> [REQUIREMENT]
Reproduce all entries precisely as they are written.

> [ENTRIES SHOWN]

--*--

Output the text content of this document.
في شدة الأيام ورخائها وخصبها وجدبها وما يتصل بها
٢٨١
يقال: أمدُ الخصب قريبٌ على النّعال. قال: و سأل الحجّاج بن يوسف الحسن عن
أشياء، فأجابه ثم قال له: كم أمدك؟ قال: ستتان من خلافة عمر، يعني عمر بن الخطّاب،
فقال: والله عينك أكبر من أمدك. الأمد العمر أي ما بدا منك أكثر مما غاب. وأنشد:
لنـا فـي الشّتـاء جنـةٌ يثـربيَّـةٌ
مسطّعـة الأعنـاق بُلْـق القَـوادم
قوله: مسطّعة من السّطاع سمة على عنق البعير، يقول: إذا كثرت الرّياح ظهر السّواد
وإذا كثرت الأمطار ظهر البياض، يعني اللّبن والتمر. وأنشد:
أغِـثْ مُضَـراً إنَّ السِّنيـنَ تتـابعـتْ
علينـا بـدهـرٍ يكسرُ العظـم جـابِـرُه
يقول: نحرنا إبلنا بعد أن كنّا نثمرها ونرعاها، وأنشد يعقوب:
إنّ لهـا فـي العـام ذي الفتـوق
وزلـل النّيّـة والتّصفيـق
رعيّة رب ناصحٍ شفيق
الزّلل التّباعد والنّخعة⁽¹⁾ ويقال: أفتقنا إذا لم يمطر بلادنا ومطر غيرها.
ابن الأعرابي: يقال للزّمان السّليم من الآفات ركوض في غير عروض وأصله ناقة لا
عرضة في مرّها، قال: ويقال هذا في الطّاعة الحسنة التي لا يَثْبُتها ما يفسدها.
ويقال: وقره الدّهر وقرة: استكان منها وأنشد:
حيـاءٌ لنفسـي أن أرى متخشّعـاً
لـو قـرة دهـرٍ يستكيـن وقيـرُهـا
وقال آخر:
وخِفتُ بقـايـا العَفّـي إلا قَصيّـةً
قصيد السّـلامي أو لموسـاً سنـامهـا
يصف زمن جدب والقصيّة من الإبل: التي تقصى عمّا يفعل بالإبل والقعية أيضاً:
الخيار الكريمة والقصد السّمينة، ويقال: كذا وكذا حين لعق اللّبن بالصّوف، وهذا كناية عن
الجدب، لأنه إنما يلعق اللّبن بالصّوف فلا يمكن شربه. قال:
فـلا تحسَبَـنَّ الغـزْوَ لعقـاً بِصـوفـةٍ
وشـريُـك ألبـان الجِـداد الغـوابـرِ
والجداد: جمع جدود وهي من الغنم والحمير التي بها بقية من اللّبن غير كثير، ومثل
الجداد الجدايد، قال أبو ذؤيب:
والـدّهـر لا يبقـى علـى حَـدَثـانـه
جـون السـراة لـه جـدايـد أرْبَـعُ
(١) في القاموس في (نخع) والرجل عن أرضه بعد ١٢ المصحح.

--*--

> [SOLUTION BELOW]
Output the text content of this document.
في شدة الأيام ورخائها وخصبها وجدبها وما يتصل بها
٢٨١
يقال: أمدُ الخصب قريبٌ على النّعال. قال: و سأل الحجّاج بن يوسف الحسن عن
أشياء، فأجابه ثم قال له: كم أمدك؟ قال: ستتان من خلافة عمر، يعني عمر بن الخطّاب،
فقال: والله عينك أكبر من أمدك. الأمد العمر أي ما بدا منك أكثر مما غاب. وأنشد:
لنـا فـي الشّتـاء جنـةٌ يثـربيَّـةٌ
مسطّعـة الأعنـاق بُلْـق القَـوادم
قوله: مسطّعة من السّطاع سمة على عنق البعير، يقول: إذا كثرت الرّياح ظهر السّواد
وإذا كثرت الأمطار ظهر البياض، يعني اللّبن والتمر. وأنشد:
أغِـثْ مُضَـراً إنَّ السِّنيـنَ تتـابعـتْ
علينـا بـدهـرٍ يكسرُ العظـم جـابِـرُه
يقول: نحرنا إبلنا بعد أن كنّا نثمرها ونرعاها، وأنشد يعقوب:
إنّ لهـا فـي العـام ذي الفتـوق
وزلـل النّيّـة والتّصفيـق
رعيّة رب ناصحٍ شفيق
الزّلل التّباعد والنّخعة⁽¹⁾ ويقال: أفتقنا إذا لم يمطر بلادنا ومطر غيرها.
ابن الأعرابي: يقال للزّمان السّليم من الآفات ركوض في غير عروض وأصله ناقة لا
عرضة في مرّها، قال: ويقال هذا في الطّاعة الحسنة التي لا يَثْبُتها ما يفسدها.
ويقال: وقره الدّهر وقرة: استكان منها وأنشد:
حيـاءٌ لنفسـي أن أرى متخشّعـاً
لـو قـرة دهـرٍ يستكيـن وقيـرُهـا
وقال آخر:
وخِفتُ بقـايـا العَفّـي إلا قَصيّـةً
قصيد السّـلامي أو لموسـاً سنـامهـا
يصف زمن جدب والقصيّة من الإبل: التي تقصى عمّا يفعل بالإبل والقعية أيضاً:
الخيار الكريمة والقصد السّمينة، ويقال: كذا وكذا حين لعق اللّبن بالصّوف، وهذا كناية عن
الجدب، لأنه إنما يلعق اللّبن بالصّوف فلا يمكن شربه. قال:
فـلا تحسَبَـنَّ الغـزْوَ لعقـاً بِصـوفـةٍ
وشـريُـك ألبـان الجِـداد الغـوابـرِ
والجداد: جمع جدود وهي من الغنم والحمير التي بها بقية من اللّبن غير كثير، ومثل
الجداد الجدايد، قال أبو ذؤيب:
والـدّهـر لا يبقـى علـى حَـدَثـانـه
جـون السـراة لـه جـدايـد أرْبَـعُ
(١) في القاموس في (نخع) والرجل عن أرضه بعد ١٢ المصحح.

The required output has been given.